— INSTRUÇÕES DA TAREFA —
Por favor, transcreva sem nenhuma alteração as entradas que vão da linha com "UI element localization: list" até a linha com "- table-cell: 12-March-2026: [227, 1395, 497, 1429]", incluindo as duas.

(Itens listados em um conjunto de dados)
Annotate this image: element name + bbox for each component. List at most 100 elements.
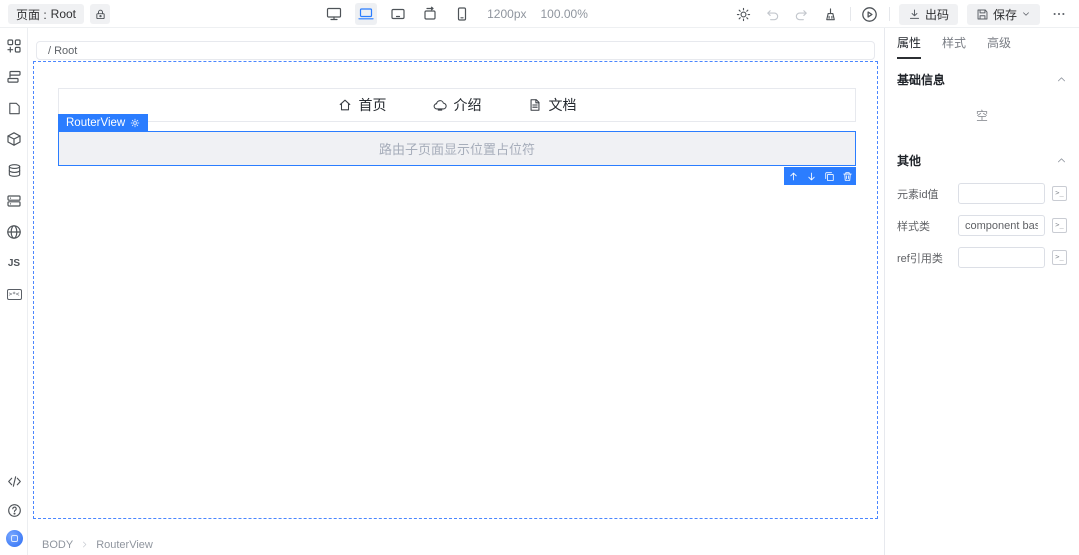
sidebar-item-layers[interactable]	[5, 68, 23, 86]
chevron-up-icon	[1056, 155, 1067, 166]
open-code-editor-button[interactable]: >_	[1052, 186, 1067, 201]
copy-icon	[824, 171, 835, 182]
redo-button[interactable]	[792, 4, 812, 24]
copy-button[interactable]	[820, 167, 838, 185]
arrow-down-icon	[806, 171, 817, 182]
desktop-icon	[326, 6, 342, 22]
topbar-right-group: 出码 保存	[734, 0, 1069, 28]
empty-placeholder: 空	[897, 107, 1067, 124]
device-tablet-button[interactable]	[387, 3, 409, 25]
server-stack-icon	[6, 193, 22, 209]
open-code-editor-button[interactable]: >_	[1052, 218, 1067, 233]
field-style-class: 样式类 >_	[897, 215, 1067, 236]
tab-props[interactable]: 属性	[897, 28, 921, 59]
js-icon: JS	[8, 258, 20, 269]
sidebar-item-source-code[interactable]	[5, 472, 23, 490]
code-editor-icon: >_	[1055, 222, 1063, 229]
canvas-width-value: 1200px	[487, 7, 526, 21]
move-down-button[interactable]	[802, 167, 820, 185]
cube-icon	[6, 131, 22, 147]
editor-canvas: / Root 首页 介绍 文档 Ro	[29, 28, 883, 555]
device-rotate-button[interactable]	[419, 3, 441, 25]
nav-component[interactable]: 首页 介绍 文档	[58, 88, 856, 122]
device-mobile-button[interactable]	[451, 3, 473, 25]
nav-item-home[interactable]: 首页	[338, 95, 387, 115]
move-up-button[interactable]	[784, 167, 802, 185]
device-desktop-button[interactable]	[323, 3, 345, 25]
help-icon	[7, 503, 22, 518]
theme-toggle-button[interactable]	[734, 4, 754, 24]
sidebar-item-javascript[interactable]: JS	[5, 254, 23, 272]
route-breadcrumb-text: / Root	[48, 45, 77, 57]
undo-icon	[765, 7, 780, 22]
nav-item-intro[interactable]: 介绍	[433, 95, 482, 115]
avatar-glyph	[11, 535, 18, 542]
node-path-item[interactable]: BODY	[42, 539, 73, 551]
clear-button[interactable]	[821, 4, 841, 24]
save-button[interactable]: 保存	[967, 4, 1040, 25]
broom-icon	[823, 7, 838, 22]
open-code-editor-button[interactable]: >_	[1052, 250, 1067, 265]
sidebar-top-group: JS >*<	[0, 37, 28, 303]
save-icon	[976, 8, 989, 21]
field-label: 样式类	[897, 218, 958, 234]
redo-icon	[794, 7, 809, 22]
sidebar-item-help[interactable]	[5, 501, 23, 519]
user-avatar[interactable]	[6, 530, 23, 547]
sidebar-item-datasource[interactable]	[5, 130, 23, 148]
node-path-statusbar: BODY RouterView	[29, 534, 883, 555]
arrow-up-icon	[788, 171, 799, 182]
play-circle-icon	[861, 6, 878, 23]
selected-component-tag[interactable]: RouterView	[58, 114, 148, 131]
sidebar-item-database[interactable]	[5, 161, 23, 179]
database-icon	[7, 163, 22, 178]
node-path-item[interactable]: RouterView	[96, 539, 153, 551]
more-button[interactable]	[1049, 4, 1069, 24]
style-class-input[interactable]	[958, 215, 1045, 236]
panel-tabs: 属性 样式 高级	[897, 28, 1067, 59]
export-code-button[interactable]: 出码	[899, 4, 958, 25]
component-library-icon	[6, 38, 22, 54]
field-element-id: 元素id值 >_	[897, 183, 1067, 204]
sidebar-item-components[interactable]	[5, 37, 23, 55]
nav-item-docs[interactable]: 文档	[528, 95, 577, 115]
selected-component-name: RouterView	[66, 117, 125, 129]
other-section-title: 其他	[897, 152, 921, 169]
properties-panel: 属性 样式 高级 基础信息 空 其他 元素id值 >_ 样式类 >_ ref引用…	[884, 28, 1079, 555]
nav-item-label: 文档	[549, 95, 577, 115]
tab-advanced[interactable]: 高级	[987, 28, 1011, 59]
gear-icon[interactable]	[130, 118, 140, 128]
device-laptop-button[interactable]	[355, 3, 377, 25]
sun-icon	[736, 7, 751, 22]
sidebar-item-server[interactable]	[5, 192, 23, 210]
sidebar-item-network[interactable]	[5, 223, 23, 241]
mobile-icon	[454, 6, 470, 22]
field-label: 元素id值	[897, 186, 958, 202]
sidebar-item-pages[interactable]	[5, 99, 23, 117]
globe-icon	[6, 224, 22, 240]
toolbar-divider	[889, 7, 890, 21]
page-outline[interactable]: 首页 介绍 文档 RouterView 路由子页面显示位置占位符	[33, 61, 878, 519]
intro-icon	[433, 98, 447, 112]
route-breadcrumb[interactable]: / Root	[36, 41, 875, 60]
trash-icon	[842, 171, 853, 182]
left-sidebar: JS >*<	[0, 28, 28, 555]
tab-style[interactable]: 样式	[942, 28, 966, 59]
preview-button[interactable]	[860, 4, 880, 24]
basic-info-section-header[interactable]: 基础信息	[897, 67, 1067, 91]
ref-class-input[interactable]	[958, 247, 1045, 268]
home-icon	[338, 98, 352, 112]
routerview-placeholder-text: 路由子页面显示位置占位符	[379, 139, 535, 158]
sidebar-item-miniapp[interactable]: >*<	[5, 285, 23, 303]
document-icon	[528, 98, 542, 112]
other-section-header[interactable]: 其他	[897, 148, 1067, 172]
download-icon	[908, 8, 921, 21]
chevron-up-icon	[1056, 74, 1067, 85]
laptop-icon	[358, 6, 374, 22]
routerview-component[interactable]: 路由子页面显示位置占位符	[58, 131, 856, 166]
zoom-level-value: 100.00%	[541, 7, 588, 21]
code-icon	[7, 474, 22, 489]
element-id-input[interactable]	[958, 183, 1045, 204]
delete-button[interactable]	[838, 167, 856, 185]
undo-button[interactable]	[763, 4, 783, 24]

==

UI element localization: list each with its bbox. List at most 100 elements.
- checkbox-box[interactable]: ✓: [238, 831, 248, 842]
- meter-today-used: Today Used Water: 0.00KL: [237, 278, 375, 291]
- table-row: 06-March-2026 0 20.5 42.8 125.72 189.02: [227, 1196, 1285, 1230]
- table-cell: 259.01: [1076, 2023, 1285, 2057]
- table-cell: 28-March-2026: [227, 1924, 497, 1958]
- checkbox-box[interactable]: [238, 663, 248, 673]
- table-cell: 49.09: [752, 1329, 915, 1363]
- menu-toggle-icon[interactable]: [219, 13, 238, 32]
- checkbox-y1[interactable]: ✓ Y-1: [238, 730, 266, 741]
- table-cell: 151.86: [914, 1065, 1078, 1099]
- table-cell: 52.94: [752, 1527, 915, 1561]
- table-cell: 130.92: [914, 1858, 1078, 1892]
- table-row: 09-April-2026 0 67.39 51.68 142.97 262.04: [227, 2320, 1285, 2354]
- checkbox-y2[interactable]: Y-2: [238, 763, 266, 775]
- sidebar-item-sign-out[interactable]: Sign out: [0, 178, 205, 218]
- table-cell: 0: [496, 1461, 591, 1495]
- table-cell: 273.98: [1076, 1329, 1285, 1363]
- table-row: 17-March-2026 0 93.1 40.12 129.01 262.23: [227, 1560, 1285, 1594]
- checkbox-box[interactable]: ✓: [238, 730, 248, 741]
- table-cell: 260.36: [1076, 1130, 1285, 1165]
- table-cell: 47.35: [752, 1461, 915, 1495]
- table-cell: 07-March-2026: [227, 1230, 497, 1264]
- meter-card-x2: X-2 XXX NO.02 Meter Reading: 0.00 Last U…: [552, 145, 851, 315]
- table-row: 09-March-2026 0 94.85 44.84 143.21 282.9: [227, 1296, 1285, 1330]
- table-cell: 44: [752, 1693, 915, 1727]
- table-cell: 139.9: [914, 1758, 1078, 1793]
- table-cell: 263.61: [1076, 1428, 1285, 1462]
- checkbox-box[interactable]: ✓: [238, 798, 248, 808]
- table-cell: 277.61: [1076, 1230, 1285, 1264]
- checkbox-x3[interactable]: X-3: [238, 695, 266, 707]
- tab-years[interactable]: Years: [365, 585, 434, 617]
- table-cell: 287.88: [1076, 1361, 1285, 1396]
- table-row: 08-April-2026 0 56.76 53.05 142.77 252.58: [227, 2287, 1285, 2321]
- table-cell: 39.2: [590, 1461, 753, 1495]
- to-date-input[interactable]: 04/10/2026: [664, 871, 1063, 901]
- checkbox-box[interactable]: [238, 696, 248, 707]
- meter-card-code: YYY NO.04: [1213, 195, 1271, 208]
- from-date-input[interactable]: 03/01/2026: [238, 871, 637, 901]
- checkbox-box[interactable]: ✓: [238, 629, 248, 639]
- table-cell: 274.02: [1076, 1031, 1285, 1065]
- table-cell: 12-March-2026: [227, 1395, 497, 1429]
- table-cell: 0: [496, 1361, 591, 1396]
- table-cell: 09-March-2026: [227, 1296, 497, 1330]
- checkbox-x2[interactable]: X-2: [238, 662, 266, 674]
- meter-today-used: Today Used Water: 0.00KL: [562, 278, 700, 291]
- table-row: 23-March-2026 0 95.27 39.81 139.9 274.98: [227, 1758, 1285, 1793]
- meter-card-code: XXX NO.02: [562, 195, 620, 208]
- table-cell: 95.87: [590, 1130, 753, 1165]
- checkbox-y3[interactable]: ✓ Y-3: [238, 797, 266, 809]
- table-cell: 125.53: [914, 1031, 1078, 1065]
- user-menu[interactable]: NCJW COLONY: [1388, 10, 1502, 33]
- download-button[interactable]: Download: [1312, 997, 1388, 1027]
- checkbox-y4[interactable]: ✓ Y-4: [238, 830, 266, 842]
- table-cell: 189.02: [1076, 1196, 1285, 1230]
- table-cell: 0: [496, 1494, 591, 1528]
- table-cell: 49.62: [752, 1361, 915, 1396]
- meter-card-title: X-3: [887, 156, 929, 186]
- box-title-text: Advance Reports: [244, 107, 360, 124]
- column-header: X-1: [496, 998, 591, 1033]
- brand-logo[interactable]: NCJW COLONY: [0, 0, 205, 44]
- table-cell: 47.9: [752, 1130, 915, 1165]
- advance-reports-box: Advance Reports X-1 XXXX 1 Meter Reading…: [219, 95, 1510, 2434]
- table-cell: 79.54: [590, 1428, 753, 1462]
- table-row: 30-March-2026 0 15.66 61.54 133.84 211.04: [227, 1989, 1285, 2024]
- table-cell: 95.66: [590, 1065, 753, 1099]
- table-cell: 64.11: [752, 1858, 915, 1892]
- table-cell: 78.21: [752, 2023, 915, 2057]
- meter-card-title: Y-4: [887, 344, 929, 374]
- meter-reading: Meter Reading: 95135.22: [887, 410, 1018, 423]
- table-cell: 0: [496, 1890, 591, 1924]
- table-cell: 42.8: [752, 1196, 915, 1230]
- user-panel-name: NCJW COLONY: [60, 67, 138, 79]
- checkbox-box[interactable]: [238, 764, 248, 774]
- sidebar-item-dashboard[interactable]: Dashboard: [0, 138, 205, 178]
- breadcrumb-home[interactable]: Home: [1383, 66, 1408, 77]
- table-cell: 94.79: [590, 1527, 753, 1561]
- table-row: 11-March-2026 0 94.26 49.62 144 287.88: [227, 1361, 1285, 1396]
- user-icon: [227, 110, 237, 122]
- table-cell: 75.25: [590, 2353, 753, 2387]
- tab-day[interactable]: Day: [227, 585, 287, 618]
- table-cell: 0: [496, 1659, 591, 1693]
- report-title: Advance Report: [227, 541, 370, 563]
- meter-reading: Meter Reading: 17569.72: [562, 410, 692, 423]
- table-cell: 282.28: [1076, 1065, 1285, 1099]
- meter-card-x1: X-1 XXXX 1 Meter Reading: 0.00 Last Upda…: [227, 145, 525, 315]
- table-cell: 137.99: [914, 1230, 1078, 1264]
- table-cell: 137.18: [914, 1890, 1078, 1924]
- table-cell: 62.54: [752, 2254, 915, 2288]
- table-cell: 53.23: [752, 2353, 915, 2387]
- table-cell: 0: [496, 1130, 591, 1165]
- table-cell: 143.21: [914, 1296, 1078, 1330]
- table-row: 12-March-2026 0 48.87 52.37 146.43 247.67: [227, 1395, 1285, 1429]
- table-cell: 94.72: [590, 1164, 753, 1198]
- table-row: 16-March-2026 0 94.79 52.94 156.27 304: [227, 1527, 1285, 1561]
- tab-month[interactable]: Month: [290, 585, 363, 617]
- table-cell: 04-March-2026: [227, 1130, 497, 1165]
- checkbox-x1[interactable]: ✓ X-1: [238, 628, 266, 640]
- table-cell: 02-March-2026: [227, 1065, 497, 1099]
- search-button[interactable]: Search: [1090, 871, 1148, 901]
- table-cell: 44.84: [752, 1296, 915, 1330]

— EXERCÍCIO RESOLVIDO —
UI element localization: list each with its bbox. List at most 100 elements.
- checkbox-box[interactable]: ✓: [238, 831, 248, 842]
- meter-today-used: Today Used Water: 0.00KL: [237, 278, 375, 291]
- table-row: 06-March-2026 0 20.5 42.8 125.72 189.02: [227, 1196, 1285, 1230]
- table-cell: 259.01: [1076, 2023, 1285, 2057]
- table-cell: 28-March-2026: [227, 1924, 497, 1958]
- checkbox-box[interactable]: [238, 663, 248, 673]
- table-cell: 49.09: [752, 1329, 915, 1363]
- menu-toggle-icon[interactable]: [219, 13, 238, 32]
- checkbox-y1[interactable]: ✓ Y-1: [238, 730, 266, 741]
- table-cell: 151.86: [914, 1065, 1078, 1099]
- table-cell: 52.94: [752, 1527, 915, 1561]
- table-cell: 130.92: [914, 1858, 1078, 1892]
- table-row: 09-April-2026 0 67.39 51.68 142.97 262.04: [227, 2320, 1285, 2354]
- checkbox-y2[interactable]: Y-2: [238, 763, 266, 775]
- sidebar-item-sign-out[interactable]: Sign out: [0, 178, 205, 218]
- table-cell: 0: [496, 1461, 591, 1495]
- table-cell: 273.98: [1076, 1329, 1285, 1363]
- table-row: 17-March-2026 0 93.1 40.12 129.01 262.23: [227, 1560, 1285, 1594]
- checkbox-box[interactable]: ✓: [238, 730, 248, 741]
- table-cell: 260.36: [1076, 1130, 1285, 1165]
- table-cell: 47.35: [752, 1461, 915, 1495]
- table-cell: 07-March-2026: [227, 1230, 497, 1264]
- meter-card-x2: X-2 XXX NO.02 Meter Reading: 0.00 Last U…: [552, 145, 851, 315]
- table-row: 09-March-2026 0 94.85 44.84 143.21 282.9: [227, 1296, 1285, 1330]
- table-cell: 44: [752, 1693, 915, 1727]
- table-cell: 139.9: [914, 1758, 1078, 1793]
- table-cell: 263.61: [1076, 1428, 1285, 1462]
- checkbox-box[interactable]: ✓: [238, 798, 248, 808]
- table-cell: 277.61: [1076, 1230, 1285, 1264]
- checkbox-x3[interactable]: X-3: [238, 695, 266, 707]
- tab-years[interactable]: Years: [365, 585, 434, 617]
- table-cell: 287.88: [1076, 1361, 1285, 1396]
- table-row: 08-April-2026 0 56.76 53.05 142.77 252.58: [227, 2287, 1285, 2321]
- table-cell: 39.2: [590, 1461, 753, 1495]
- to-date-input[interactable]: 04/10/2026: [664, 871, 1063, 901]
- checkbox-box[interactable]: [238, 696, 248, 707]
- meter-card-code: YYY NO.04: [1213, 195, 1271, 208]
- from-date-input[interactable]: 03/01/2026: [238, 871, 637, 901]
- checkbox-box[interactable]: ✓: [238, 629, 248, 639]
- table-cell: 274.02: [1076, 1031, 1285, 1065]
- table-cell: 12-March-2026: [227, 1395, 497, 1429]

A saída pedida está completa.